[Dataset items]
________________________________________
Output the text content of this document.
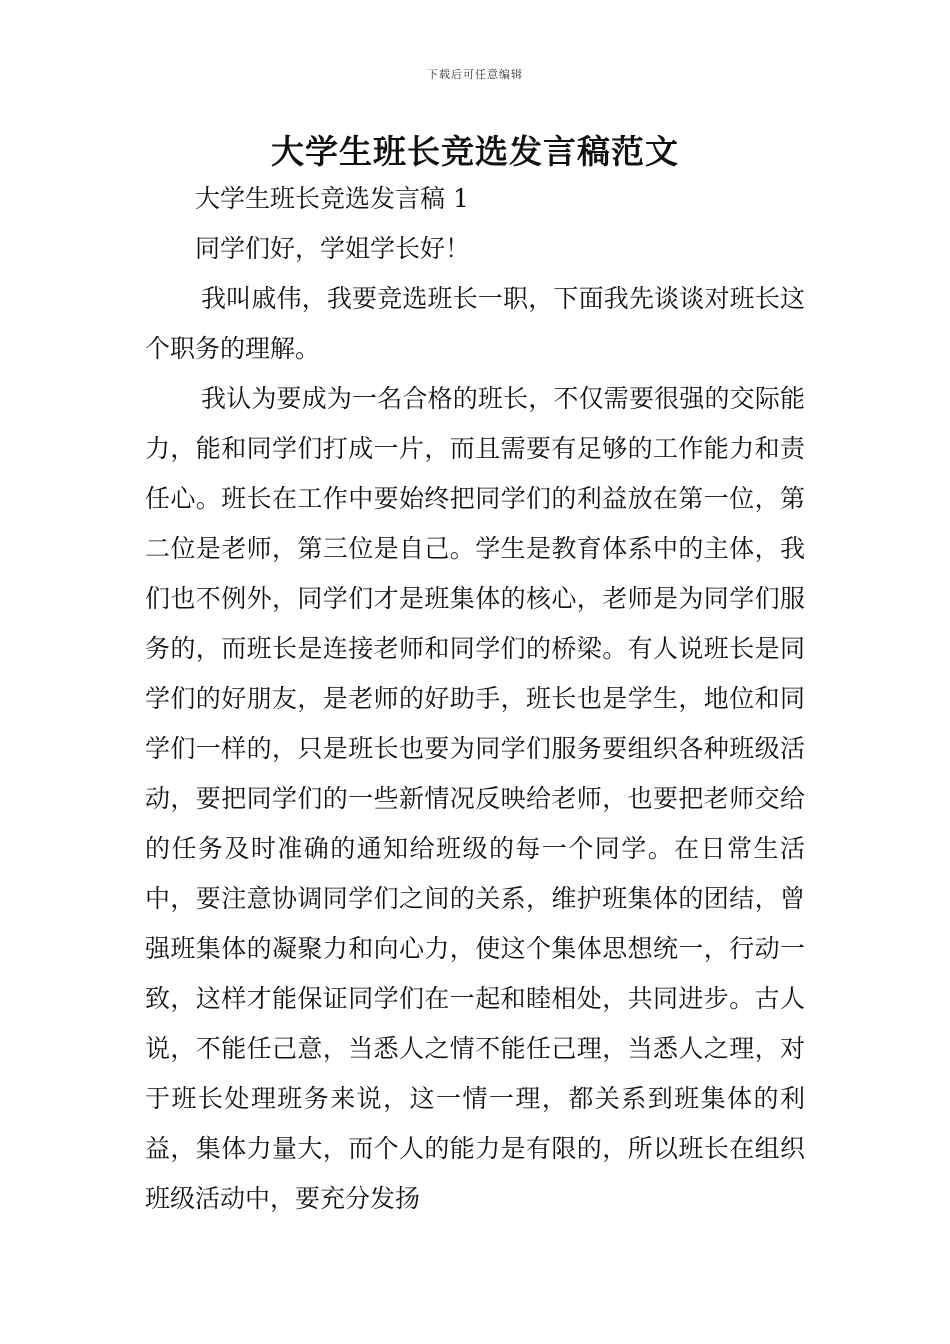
下载后可任意编辑
大学生班长竞选发言稿范文

大学生班长竞选发言稿 1

同学们好，学姐学长好！

我叫戚伟，我要竞选班长一职，下面我先谈谈对班长这个职务的理解。

我认为要成为一名合格的班长，不仅需要很强的交际能力，能和同学们打成一片，而且需要有足够的工作能力和责任心。班长在工作中要始终把同学们的利益放在第一位，第二位是老师，第三位是自己。学生是教育体系中的主体，我们也不例外，同学们才是班集体的核心，老师是为同学们服务的，而班长是连接老师和同学们的桥梁。有人说班长是同学们的好朋友，是老师的好助手，班长也是学生，地位和同学们一样的，只是班长也要为同学们服务要组织各种班级活动，要把同学们的一些新情况反映给老师，也要把老师交给的任务及时准确的通知给班级的每一个同学。在日常生活中，要注意协调同学们之间的关系，维护班集体的团结，曾强班集体的凝聚力和向心力，使这个集体思想统一，行动一致，这样才能保证同学们在一起和睦相处，共同进步。古人说，不能任己意，当悉人之情不能任己理，当悉人之理，对于班长处理班务来说，这一情一理，都关系到班集体的利益，集体力量大，而个人的能力是有限的，所以班长在组织班级活动中，要充分发扬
________________________________________
◆ What is being asked: Return all the entries word for word, but omit any pictures they contain.

◆ Output for this task:
Output the text content of this document.
下载后可任意编辑
大学生班长竞选发言稿范文

大学生班长竞选发言稿 1

同学们好，学姐学长好！

我叫戚伟，我要竞选班长一职，下面我先谈谈对班长这个职务的理解。

我认为要成为一名合格的班长，不仅需要很强的交际能力，能和同学们打成一片，而且需要有足够的工作能力和责任心。班长在工作中要始终把同学们的利益放在第一位，第二位是老师，第三位是自己。学生是教育体系中的主体，我们也不例外，同学们才是班集体的核心，老师是为同学们服务的，而班长是连接老师和同学们的桥梁。有人说班长是同学们的好朋友，是老师的好助手，班长也是学生，地位和同学们一样的，只是班长也要为同学们服务要组织各种班级活动，要把同学们的一些新情况反映给老师，也要把老师交给的任务及时准确的通知给班级的每一个同学。在日常生活中，要注意协调同学们之间的关系，维护班集体的团结，曾强班集体的凝聚力和向心力，使这个集体思想统一，行动一致，这样才能保证同学们在一起和睦相处，共同进步。古人说，不能任己意，当悉人之情不能任己理，当悉人之理，对于班长处理班务来说，这一情一理，都关系到班集体的利益，集体力量大，而个人的能力是有限的，所以班长在组织班级活动中，要充分发扬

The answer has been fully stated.